#### Records to process
>> start

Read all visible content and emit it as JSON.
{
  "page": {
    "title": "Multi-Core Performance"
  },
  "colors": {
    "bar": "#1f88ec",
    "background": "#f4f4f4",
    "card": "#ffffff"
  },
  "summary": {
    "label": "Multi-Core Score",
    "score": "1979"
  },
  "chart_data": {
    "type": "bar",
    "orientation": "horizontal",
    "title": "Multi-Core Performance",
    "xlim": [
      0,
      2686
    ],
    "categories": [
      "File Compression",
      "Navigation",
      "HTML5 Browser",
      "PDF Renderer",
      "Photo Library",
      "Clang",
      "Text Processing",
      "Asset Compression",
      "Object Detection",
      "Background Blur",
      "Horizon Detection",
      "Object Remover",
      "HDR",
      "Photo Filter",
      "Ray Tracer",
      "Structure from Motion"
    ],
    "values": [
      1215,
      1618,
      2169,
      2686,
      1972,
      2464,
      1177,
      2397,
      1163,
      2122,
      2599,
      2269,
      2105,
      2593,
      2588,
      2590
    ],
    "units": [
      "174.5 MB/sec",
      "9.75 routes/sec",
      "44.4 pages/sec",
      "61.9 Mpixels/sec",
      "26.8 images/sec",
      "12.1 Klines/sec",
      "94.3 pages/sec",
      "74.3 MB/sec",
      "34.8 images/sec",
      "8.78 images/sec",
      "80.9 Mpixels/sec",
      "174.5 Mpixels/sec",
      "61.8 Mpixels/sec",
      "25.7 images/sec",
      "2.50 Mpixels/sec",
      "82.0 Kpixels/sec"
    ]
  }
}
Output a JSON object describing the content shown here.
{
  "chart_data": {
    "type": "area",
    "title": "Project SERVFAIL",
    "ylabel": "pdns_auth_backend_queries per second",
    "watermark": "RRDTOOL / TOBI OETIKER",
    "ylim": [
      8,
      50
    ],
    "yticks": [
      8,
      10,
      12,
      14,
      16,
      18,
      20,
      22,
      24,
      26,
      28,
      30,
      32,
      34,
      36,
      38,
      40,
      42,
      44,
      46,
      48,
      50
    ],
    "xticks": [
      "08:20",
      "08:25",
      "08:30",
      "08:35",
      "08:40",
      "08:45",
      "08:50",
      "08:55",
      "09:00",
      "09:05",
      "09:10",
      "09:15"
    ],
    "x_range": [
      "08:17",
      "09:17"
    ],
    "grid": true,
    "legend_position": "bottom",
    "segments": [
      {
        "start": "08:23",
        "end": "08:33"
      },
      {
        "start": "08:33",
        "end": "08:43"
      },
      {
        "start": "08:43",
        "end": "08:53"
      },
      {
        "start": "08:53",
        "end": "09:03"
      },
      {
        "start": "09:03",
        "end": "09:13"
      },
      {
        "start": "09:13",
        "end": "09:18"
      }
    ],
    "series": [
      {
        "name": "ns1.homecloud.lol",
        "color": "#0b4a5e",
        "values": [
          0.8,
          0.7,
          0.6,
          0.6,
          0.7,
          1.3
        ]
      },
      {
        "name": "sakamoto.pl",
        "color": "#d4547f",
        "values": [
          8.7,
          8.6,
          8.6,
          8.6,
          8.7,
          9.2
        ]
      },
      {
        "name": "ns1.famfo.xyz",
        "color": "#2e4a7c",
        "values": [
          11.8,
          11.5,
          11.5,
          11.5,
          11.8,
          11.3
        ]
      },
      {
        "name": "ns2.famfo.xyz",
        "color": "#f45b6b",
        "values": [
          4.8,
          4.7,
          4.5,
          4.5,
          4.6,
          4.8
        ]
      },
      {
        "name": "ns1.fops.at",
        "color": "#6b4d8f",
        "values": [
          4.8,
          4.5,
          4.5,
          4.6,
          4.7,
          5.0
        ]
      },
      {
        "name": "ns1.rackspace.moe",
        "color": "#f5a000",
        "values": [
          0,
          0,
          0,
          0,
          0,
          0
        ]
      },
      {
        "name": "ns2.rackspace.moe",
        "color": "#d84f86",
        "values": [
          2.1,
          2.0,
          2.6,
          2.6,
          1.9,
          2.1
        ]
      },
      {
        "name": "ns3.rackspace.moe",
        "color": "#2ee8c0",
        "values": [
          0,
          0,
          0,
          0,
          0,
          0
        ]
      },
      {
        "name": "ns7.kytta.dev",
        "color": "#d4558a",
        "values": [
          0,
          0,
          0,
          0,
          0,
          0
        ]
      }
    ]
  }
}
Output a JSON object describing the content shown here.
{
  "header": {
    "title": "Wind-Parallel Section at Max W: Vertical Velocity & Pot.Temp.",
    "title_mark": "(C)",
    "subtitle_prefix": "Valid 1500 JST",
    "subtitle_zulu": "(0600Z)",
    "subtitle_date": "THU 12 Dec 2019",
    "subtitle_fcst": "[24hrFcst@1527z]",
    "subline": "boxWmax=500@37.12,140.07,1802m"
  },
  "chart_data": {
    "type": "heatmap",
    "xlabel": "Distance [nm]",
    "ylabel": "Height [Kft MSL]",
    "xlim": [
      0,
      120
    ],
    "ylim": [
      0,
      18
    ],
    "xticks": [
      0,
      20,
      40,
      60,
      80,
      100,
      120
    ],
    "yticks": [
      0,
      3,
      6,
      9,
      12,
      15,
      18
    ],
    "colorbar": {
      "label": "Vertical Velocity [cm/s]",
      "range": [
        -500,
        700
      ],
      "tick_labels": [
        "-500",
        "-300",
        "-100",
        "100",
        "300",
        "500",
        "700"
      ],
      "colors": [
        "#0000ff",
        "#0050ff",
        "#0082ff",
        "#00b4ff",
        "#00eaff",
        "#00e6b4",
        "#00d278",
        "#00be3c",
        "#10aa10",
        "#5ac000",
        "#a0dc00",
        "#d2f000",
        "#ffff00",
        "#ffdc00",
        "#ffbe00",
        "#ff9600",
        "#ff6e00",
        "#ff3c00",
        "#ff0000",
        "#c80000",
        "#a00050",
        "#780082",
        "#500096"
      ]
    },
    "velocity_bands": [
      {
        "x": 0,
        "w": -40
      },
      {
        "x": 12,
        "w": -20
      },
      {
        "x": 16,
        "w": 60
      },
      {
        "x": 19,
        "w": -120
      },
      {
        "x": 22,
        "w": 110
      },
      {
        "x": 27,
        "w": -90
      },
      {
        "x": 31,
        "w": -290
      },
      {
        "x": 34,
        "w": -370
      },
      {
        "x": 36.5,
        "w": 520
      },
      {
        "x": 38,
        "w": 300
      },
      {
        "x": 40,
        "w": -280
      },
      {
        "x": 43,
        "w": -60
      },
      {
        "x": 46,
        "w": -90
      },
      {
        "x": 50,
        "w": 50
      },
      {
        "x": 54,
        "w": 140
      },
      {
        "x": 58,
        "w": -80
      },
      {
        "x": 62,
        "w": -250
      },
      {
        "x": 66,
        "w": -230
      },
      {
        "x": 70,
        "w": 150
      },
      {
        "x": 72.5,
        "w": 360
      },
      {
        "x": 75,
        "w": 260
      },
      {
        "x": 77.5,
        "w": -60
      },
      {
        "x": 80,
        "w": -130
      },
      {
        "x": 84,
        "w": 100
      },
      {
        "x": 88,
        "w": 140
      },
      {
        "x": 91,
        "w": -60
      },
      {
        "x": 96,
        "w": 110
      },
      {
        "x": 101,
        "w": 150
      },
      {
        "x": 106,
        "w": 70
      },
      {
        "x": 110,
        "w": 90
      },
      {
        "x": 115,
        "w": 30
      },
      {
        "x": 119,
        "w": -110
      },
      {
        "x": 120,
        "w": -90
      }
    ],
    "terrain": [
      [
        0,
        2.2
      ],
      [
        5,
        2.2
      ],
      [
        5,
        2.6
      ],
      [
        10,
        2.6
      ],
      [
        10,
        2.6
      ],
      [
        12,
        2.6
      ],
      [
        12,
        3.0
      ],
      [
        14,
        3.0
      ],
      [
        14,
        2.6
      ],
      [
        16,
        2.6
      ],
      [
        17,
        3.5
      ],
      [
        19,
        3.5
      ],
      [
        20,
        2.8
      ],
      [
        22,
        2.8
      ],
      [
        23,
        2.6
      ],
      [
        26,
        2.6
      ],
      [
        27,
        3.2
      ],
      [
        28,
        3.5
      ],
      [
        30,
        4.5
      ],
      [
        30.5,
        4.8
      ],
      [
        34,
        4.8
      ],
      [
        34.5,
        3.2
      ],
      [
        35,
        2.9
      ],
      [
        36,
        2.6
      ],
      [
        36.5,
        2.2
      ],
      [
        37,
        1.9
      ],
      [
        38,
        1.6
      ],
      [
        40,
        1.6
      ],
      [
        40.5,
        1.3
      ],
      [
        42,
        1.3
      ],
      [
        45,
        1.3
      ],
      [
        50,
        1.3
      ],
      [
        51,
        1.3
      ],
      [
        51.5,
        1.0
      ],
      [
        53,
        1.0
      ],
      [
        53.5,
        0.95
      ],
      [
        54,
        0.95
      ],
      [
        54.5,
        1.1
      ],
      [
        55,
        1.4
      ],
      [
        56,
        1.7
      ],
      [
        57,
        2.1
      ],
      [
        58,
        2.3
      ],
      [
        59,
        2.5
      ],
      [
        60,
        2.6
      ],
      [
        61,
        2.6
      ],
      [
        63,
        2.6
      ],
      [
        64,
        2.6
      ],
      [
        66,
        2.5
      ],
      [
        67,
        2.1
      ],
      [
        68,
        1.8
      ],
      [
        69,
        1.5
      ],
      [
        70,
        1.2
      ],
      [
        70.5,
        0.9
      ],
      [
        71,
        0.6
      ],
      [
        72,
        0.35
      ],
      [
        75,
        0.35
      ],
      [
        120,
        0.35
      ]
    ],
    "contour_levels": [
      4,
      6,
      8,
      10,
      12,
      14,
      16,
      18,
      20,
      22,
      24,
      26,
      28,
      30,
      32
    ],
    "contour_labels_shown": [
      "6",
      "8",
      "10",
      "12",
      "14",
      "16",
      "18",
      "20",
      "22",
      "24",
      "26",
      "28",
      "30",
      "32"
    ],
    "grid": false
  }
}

>> end

#### What to work on
Your answer should be a single number: the count of lines holding the word "Multi".

#### Result of this exercise
3